*Exercise*. Which lines hold the word "this"? Copy each one.

*The input*.
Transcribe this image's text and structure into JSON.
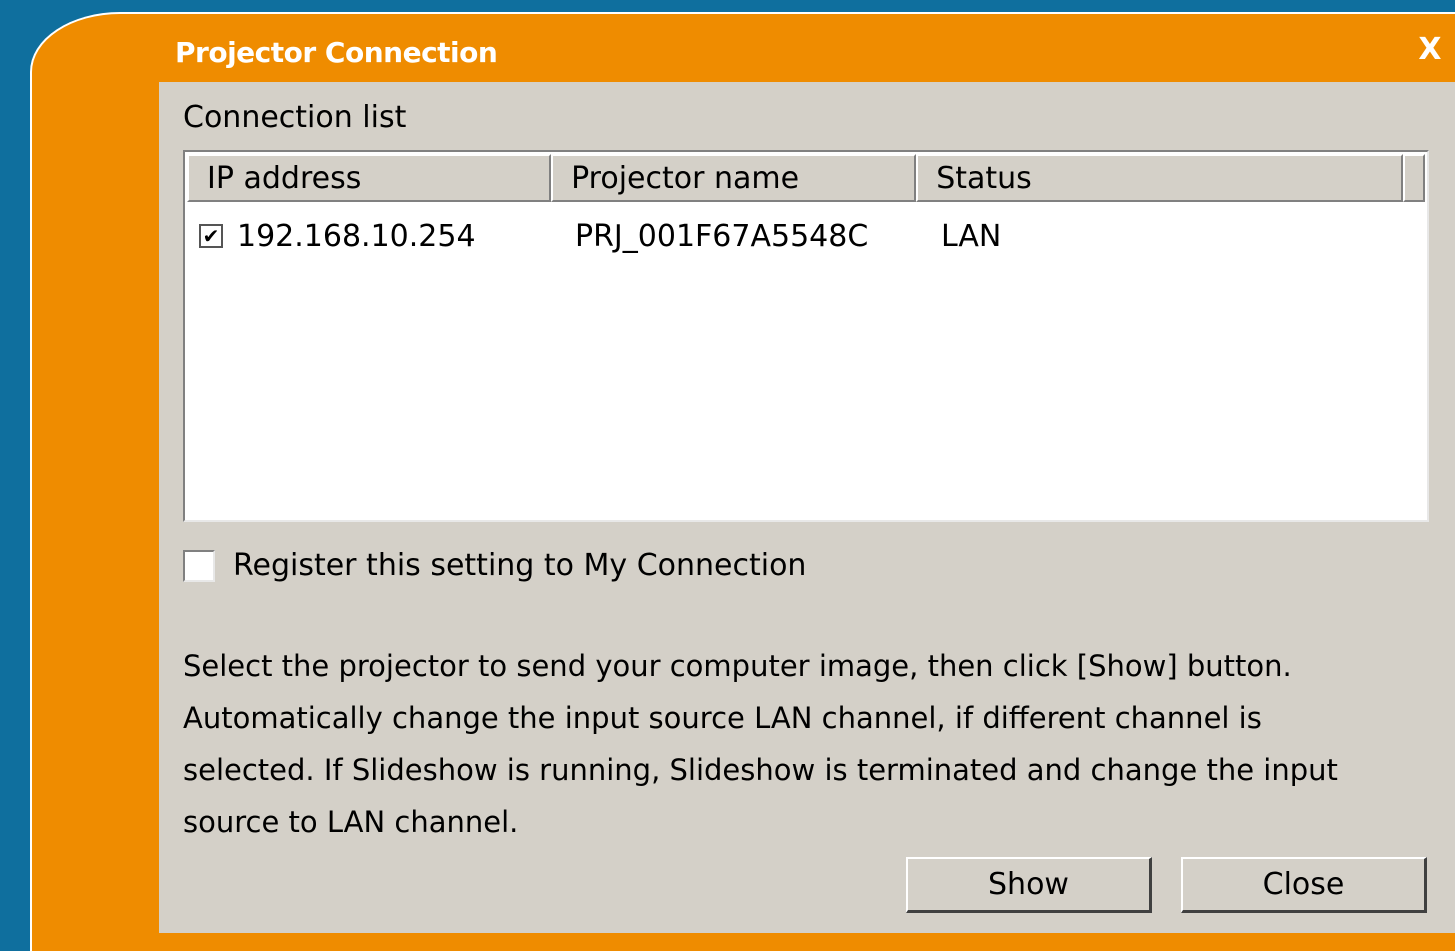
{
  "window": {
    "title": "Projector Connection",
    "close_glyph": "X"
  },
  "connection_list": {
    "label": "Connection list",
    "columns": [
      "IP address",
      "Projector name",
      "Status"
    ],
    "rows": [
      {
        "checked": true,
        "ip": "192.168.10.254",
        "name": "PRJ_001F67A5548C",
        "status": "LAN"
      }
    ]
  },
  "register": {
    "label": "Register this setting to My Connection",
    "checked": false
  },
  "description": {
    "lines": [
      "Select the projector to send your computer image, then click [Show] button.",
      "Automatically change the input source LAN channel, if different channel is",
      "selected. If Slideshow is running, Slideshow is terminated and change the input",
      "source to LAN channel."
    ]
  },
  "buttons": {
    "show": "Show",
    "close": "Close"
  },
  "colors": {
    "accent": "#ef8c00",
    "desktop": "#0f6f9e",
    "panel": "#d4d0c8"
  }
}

* * *

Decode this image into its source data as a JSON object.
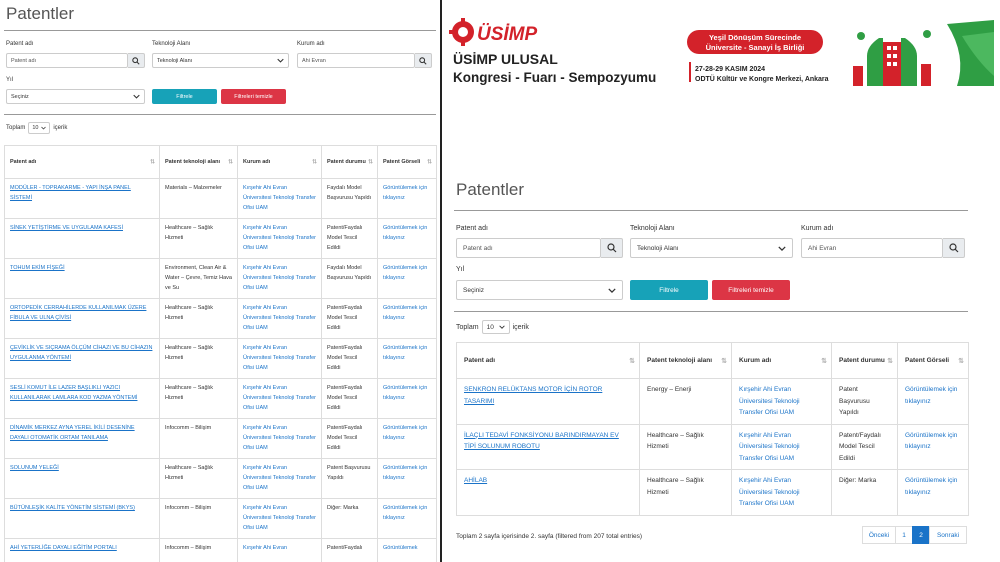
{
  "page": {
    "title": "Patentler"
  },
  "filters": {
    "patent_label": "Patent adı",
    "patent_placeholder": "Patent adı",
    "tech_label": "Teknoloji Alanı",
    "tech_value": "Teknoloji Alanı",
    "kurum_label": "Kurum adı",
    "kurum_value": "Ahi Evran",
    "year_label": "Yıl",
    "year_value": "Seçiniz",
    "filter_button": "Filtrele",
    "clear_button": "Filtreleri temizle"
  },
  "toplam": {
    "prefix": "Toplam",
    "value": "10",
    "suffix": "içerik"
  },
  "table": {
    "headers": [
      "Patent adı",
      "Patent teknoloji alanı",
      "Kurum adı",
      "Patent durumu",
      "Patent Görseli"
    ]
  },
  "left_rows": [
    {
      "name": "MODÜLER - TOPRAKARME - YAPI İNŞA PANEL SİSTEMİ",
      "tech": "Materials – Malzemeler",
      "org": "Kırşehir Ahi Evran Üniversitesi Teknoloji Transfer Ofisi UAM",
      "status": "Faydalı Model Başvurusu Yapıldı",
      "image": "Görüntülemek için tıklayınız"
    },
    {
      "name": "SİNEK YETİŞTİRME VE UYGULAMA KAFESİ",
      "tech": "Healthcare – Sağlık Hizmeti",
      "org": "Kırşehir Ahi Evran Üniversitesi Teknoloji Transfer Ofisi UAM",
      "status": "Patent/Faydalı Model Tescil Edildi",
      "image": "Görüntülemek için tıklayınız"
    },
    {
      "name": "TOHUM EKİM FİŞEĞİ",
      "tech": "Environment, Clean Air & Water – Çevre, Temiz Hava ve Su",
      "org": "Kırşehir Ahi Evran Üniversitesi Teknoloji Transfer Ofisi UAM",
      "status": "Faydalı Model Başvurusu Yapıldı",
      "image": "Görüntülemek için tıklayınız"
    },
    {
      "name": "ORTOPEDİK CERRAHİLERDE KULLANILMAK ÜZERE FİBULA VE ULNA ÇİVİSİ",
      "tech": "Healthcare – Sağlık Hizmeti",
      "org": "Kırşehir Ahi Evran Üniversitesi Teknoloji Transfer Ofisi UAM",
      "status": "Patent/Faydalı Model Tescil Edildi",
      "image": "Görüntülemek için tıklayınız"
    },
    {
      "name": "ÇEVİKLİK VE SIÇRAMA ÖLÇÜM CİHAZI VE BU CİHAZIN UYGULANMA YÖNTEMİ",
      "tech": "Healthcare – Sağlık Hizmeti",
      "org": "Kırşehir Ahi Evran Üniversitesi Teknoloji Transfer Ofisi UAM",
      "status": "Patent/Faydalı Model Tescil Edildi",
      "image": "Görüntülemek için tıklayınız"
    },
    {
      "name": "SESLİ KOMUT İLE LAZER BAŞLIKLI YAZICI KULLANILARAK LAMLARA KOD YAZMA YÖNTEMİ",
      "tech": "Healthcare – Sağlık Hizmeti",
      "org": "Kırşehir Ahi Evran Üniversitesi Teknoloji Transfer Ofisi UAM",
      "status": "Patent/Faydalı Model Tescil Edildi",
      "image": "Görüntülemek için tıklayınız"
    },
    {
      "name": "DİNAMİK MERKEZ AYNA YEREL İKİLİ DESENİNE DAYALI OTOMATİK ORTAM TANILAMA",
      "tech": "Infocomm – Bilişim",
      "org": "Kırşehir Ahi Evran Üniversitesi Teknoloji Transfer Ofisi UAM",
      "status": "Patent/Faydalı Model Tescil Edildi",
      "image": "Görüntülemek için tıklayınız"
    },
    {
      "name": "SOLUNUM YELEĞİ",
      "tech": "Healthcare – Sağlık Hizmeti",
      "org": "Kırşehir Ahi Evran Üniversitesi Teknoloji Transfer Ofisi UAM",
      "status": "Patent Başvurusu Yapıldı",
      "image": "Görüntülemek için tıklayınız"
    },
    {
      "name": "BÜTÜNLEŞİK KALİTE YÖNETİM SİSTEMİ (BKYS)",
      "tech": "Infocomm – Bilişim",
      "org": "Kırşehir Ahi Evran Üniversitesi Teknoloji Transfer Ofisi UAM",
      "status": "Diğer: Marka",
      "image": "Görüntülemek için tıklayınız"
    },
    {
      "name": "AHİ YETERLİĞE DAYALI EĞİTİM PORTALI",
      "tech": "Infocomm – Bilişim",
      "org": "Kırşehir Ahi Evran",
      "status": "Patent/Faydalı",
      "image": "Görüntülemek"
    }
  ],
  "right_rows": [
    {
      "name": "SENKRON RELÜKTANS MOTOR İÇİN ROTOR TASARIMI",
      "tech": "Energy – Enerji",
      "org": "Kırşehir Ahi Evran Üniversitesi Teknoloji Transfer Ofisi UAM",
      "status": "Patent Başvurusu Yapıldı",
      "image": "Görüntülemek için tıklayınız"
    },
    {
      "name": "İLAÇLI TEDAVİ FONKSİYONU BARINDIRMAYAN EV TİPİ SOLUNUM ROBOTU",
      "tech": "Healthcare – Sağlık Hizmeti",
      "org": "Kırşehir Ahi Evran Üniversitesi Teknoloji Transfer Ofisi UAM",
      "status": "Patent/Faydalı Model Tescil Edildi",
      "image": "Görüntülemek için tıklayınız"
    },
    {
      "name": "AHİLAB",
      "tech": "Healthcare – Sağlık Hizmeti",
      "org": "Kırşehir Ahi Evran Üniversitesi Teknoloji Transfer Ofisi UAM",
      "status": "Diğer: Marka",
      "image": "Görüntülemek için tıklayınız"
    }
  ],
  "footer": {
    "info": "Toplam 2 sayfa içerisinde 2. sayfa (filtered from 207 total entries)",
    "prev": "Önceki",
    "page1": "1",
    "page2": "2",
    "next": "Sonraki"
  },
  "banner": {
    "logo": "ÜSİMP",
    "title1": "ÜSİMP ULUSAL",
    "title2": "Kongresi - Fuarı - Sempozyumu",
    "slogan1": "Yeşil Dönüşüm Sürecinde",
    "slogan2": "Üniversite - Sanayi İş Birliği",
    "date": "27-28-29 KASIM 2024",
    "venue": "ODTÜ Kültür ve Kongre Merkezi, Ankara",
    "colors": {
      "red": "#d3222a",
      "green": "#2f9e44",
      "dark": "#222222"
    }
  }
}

...

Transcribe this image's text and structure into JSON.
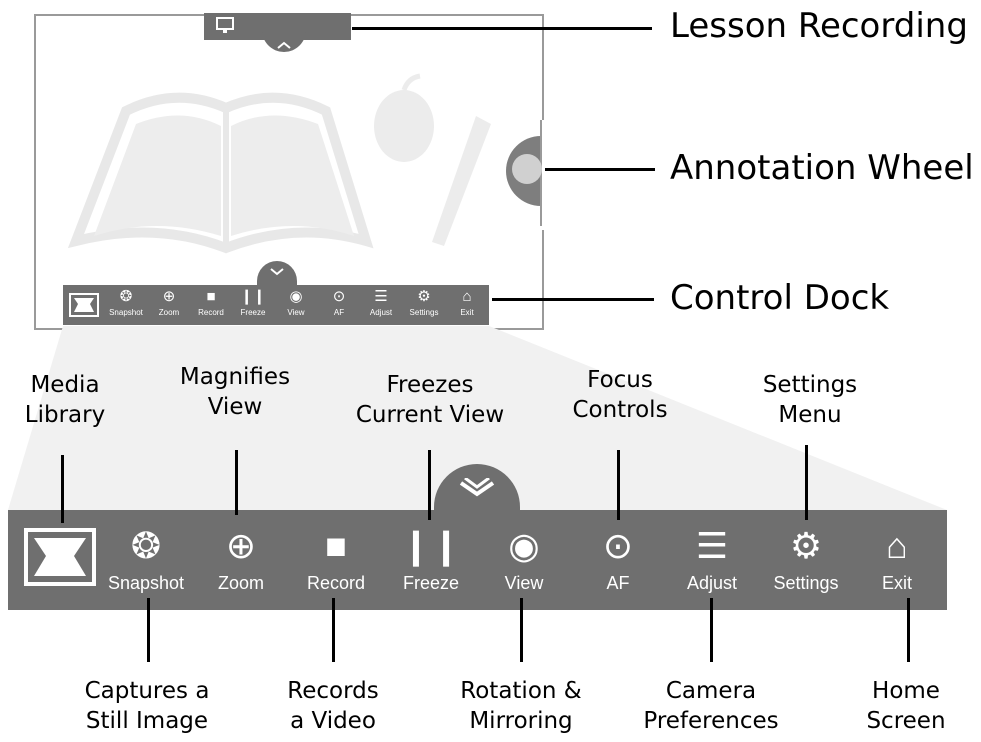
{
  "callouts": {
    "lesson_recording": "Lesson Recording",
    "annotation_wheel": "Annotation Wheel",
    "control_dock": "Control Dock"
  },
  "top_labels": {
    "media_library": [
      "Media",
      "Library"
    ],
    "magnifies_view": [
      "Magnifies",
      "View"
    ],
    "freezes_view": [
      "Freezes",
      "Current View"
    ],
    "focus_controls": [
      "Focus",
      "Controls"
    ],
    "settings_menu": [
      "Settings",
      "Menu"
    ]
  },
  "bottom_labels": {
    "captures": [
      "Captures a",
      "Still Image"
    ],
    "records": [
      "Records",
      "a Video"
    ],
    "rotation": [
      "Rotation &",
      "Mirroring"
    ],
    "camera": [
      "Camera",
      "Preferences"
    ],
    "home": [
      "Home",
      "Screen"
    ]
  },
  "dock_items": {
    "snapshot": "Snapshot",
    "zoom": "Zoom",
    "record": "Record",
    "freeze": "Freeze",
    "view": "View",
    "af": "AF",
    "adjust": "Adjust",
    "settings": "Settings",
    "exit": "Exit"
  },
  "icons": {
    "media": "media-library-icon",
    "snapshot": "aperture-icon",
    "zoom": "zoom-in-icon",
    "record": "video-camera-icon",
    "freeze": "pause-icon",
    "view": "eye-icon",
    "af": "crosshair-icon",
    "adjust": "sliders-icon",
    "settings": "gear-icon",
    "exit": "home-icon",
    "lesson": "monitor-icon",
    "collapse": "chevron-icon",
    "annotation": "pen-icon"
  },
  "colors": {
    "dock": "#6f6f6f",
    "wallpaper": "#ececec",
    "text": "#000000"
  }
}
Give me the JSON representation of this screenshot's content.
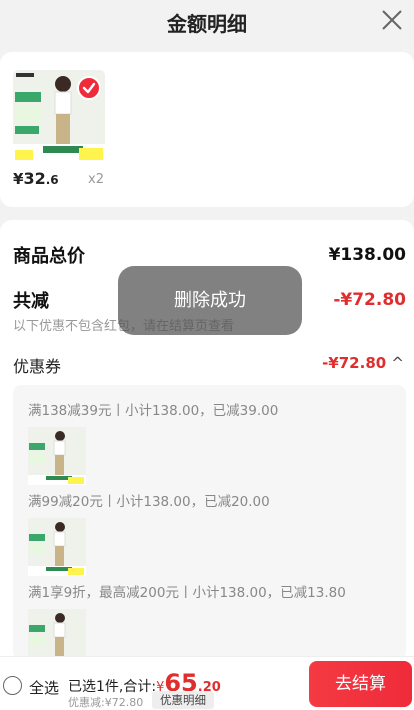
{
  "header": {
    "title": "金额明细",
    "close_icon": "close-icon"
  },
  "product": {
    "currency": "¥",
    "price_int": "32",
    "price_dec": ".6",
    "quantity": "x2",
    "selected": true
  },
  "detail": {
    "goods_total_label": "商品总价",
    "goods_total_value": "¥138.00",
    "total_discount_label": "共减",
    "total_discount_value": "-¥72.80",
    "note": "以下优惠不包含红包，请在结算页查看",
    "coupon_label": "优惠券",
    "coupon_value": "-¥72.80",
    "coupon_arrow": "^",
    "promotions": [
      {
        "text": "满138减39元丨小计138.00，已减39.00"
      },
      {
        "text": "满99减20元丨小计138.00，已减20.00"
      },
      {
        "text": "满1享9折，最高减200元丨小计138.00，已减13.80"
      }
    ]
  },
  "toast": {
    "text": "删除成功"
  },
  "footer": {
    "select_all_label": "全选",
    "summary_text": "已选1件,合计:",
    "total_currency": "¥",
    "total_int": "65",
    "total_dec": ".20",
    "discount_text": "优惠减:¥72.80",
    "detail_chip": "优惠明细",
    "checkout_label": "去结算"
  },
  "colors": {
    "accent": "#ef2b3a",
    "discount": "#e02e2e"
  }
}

*The solution*.
Transcribe this image's text and structure into JSON.
    "label": "Register this setting to My Connection",
Decode this image into its source data as a JSON object.
Transcribe this image's text and structure into JSON.
Give me the JSON representation of this screenshot's content.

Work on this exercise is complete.